◆ **INSTRUCTIONS TO FOLLOW**:
Copy out each line that mentions the word "What".

* * * * * * *

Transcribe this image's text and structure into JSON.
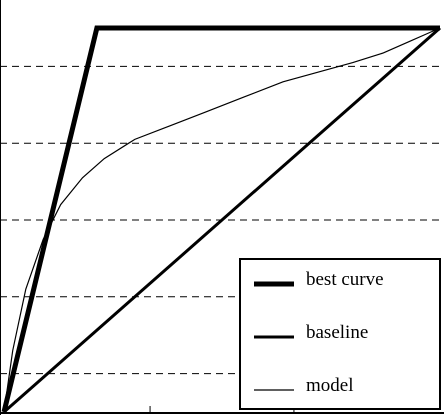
{
  "chart_data": {
    "type": "line",
    "title": "",
    "xlabel": "",
    "ylabel": "",
    "xlim": [
      0,
      1
    ],
    "ylim": [
      0,
      1
    ],
    "grid": {
      "horizontal_dashed": true,
      "y_values": [
        0.1,
        0.3,
        0.5,
        0.7,
        0.9
      ]
    },
    "x_ticks": [
      0.335,
      0.665
    ],
    "legend_position": "bottom-right",
    "series": [
      {
        "name": "best curve",
        "style": "thick",
        "x": [
          0,
          0.213,
          1
        ],
        "y": [
          0,
          1,
          1
        ]
      },
      {
        "name": "baseline",
        "style": "medium",
        "x": [
          0,
          1
        ],
        "y": [
          0,
          1
        ]
      },
      {
        "name": "model",
        "style": "thin",
        "x": [
          0,
          0.02,
          0.05,
          0.09,
          0.13,
          0.18,
          0.23,
          0.3,
          0.38,
          0.46,
          0.55,
          0.64,
          0.72,
          0.8,
          0.87,
          0.93,
          0.97,
          1.0
        ],
        "y": [
          0,
          0.16,
          0.32,
          0.45,
          0.54,
          0.61,
          0.66,
          0.71,
          0.745,
          0.78,
          0.82,
          0.86,
          0.885,
          0.91,
          0.935,
          0.965,
          0.985,
          1.0
        ]
      }
    ]
  }
}
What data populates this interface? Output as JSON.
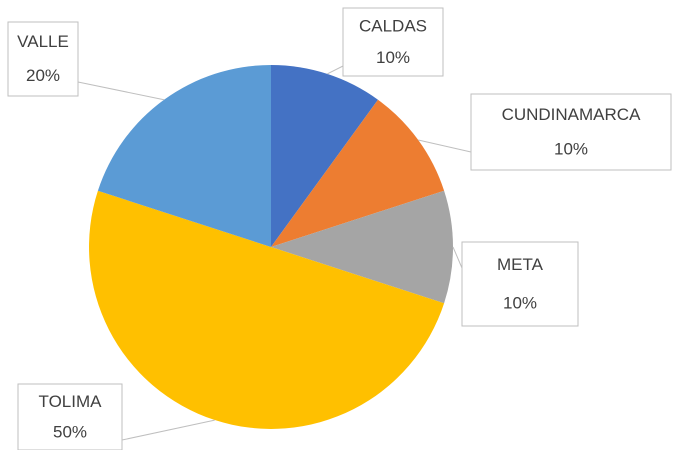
{
  "chart_data": {
    "type": "pie",
    "categories": [
      "CALDAS",
      "CUNDINAMARCA",
      "META",
      "TOLIMA",
      "VALLE"
    ],
    "values": [
      10,
      10,
      10,
      50,
      20
    ],
    "value_labels": [
      "10%",
      "10%",
      "10%",
      "50%",
      "20%"
    ],
    "colors": [
      "#4472c4",
      "#ed7d31",
      "#a5a5a5",
      "#ffc000",
      "#5b9bd5"
    ]
  }
}
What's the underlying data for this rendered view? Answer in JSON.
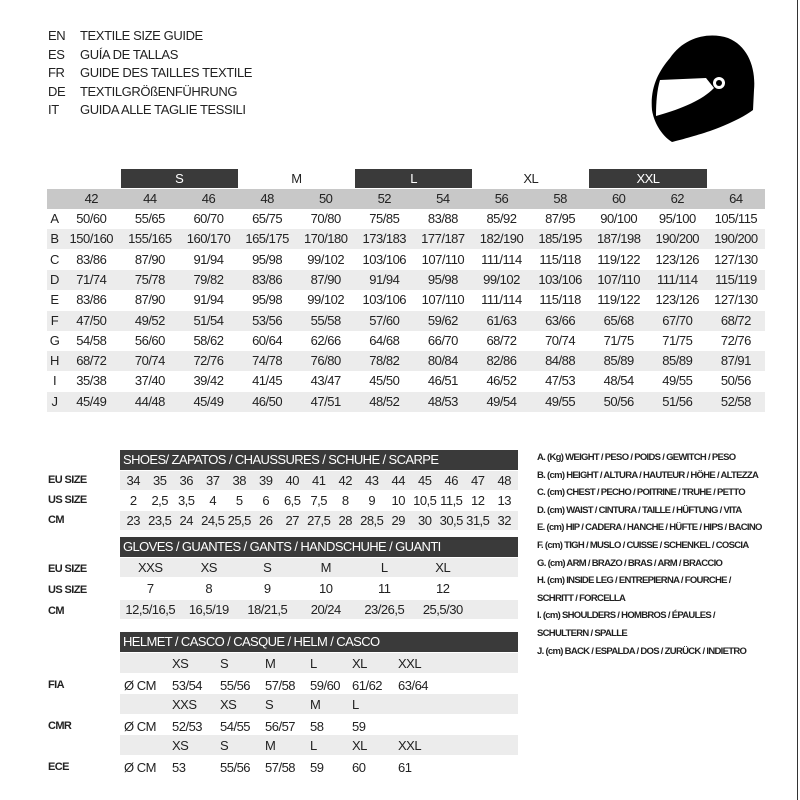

* * * * * * *

◆ **RESULT OF THE TASK**:
What data populates this interface? Output as JSON.
What's the underlying data for this rendered view? Answer in JSON.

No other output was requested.